Task requirements >>
Determine how many lines in the data below contain "还饱含时光易逝" and write only that number.

Material for the task >>
——————
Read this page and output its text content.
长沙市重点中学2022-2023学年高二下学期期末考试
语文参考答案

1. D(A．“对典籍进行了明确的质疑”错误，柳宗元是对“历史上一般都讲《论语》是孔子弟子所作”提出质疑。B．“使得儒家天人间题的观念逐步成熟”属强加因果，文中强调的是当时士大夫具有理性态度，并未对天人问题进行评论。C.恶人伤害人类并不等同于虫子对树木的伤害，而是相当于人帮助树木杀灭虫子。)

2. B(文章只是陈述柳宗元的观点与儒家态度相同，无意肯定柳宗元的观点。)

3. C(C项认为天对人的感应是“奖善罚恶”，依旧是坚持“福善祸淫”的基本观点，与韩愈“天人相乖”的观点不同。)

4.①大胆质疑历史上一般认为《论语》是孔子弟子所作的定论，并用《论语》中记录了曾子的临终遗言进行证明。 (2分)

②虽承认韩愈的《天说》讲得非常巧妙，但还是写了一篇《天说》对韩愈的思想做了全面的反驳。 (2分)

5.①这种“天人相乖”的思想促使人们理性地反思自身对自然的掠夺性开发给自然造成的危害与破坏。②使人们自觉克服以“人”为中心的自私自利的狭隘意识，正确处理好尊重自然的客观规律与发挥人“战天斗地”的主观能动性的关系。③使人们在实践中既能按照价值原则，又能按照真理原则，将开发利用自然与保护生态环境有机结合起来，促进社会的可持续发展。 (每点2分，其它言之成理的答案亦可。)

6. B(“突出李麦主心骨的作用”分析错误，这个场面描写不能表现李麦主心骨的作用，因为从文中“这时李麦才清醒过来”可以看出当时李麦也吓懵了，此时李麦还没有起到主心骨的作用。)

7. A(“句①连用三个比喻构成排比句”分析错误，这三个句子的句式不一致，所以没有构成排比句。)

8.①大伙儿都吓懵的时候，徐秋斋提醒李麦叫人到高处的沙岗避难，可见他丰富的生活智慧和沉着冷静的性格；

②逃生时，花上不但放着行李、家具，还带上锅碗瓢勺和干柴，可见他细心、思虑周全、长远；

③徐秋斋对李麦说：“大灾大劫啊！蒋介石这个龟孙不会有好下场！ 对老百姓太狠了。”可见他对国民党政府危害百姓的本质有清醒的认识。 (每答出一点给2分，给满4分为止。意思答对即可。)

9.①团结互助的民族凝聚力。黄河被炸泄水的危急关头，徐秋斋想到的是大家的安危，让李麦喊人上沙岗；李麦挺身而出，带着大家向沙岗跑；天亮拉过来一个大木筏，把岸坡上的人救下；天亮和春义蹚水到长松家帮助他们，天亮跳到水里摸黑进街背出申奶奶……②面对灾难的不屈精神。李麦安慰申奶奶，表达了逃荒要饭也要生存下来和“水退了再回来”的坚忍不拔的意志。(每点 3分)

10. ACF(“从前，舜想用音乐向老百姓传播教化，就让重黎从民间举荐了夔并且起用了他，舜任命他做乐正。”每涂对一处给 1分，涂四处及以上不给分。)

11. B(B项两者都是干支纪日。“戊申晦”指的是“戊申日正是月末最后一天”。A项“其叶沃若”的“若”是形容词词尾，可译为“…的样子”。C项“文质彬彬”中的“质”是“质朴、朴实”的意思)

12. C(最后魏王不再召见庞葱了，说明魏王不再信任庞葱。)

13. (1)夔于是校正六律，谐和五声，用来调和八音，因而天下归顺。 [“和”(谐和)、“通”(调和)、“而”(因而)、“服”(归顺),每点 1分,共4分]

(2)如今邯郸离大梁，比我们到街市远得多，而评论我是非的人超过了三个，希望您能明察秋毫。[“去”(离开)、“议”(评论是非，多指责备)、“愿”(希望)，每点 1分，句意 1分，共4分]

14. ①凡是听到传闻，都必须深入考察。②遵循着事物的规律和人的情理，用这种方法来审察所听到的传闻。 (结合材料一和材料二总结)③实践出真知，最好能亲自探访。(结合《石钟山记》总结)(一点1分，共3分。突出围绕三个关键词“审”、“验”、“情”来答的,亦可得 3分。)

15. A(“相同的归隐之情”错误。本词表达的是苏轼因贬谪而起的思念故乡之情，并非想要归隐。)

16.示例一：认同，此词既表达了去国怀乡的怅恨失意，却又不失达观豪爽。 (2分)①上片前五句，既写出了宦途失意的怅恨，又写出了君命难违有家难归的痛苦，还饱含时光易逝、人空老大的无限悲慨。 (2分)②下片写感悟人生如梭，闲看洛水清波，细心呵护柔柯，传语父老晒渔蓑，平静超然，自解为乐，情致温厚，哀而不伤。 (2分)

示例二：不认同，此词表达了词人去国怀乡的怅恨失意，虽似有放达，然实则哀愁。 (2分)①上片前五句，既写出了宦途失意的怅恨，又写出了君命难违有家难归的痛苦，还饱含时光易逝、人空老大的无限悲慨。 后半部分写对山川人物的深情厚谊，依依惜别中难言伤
——————
Written response >>
2